Part of a data file:

━━━━━━

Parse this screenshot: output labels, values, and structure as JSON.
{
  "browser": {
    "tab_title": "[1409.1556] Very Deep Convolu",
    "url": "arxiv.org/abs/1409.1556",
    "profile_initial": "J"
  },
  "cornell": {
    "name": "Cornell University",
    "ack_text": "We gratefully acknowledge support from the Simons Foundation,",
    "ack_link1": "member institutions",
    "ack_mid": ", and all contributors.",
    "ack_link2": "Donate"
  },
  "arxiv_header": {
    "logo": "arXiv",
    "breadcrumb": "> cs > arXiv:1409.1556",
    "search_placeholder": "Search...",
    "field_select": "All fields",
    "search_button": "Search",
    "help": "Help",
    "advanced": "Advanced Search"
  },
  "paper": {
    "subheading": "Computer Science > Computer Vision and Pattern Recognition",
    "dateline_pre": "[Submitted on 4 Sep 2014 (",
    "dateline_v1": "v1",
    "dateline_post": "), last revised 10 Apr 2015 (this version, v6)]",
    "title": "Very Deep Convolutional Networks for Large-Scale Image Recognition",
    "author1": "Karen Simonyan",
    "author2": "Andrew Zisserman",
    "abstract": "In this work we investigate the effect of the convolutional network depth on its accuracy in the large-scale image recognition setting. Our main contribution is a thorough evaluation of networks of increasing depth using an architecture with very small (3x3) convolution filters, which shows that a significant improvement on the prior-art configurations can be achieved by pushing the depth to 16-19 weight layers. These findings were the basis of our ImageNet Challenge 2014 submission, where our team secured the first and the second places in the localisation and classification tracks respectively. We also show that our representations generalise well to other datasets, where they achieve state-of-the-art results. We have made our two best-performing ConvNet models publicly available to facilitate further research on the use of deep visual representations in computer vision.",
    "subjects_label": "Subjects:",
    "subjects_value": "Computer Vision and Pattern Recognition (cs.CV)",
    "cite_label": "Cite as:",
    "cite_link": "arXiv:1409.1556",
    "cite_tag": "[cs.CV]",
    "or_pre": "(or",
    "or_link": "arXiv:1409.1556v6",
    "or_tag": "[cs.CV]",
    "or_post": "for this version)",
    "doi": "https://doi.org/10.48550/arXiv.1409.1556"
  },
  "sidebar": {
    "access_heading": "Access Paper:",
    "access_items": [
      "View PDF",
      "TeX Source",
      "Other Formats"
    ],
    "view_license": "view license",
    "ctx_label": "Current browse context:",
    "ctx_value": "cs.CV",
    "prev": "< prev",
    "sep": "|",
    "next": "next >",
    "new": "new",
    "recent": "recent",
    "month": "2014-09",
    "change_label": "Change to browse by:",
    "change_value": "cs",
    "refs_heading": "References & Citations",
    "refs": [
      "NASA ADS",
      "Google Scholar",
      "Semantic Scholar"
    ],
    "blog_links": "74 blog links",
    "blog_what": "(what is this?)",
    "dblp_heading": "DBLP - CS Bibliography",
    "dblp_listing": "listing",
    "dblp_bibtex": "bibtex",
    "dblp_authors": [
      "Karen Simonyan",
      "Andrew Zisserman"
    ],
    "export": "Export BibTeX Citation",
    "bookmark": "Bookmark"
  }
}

━━━━━━

▶ _Instructions for the task_: Repeat every record, keeping each word and mark exactly as it is.

▶ _Solution to this exercise_:
Parse this screenshot: output labels, values, and structure as JSON.
{
  "browser": {
    "tab_title": "[1409.1556] Very Deep Convolu",
    "url": "arxiv.org/abs/1409.1556",
    "profile_initial": "J"
  },
  "cornell": {
    "name": "Cornell University",
    "ack_text": "We gratefully acknowledge support from the Simons Foundation,",
    "ack_link1": "member institutions",
    "ack_mid": ", and all contributors.",
    "ack_link2": "Donate"
  },
  "arxiv_header": {
    "logo": "arXiv",
    "breadcrumb": "> cs > arXiv:1409.1556",
    "search_placeholder": "Search...",
    "field_select": "All fields",
    "search_button": "Search",
    "help": "Help",
    "advanced": "Advanced Search"
  },
  "paper": {
    "subheading": "Computer Science > Computer Vision and Pattern Recognition",
    "dateline_pre": "[Submitted on 4 Sep 2014 (",
    "dateline_v1": "v1",
    "dateline_post": "), last revised 10 Apr 2015 (this version, v6)]",
    "title": "Very Deep Convolutional Networks for Large-Scale Image Recognition",
    "author1": "Karen Simonyan",
    "author2": "Andrew Zisserman",
    "abstract": "In this work we investigate the effect of the convolutional network depth on its accuracy in the large-scale image recognition setting. Our main contribution is a thorough evaluation of networks of increasing depth using an architecture with very small (3x3) convolution filters, which shows that a significant improvement on the prior-art configurations can be achieved by pushing the depth to 16-19 weight layers. These findings were the basis of our ImageNet Challenge 2014 submission, where our team secured the first and the second places in the localisation and classification tracks respectively. We also show that our representations generalise well to other datasets, where they achieve state-of-the-art results. We have made our two best-performing ConvNet models publicly available to facilitate further research on the use of deep visual representations in computer vision.",
    "subjects_label": "Subjects:",
    "subjects_value": "Computer Vision and Pattern Recognition (cs.CV)",
    "cite_label": "Cite as:",
    "cite_link": "arXiv:1409.1556",
    "cite_tag": "[cs.CV]",
    "or_pre": "(or",
    "or_link": "arXiv:1409.1556v6",
    "or_tag": "[cs.CV]",
    "or_post": "for this version)",
    "doi": "https://doi.org/10.48550/arXiv.1409.1556"
  },
  "sidebar": {
    "access_heading": "Access Paper:",
    "access_items": [
      "View PDF",
      "TeX Source",
      "Other Formats"
    ],
    "view_license": "view license",
    "ctx_label": "Current browse context:",
    "ctx_value": "cs.CV",
    "prev": "< prev",
    "sep": "|",
    "next": "next >",
    "new": "new",
    "recent": "recent",
    "month": "2014-09",
    "change_label": "Change to browse by:",
    "change_value": "cs",
    "refs_heading": "References & Citations",
    "refs": [
      "NASA ADS",
      "Google Scholar",
      "Semantic Scholar"
    ],
    "blog_links": "74 blog links",
    "blog_what": "(what is this?)",
    "dblp_heading": "DBLP - CS Bibliography",
    "dblp_listing": "listing",
    "dblp_bibtex": "bibtex",
    "dblp_authors": [
      "Karen Simonyan",
      "Andrew Zisserman"
    ],
    "export": "Export BibTeX Citation",
    "bookmark": "Bookmark"
  }
}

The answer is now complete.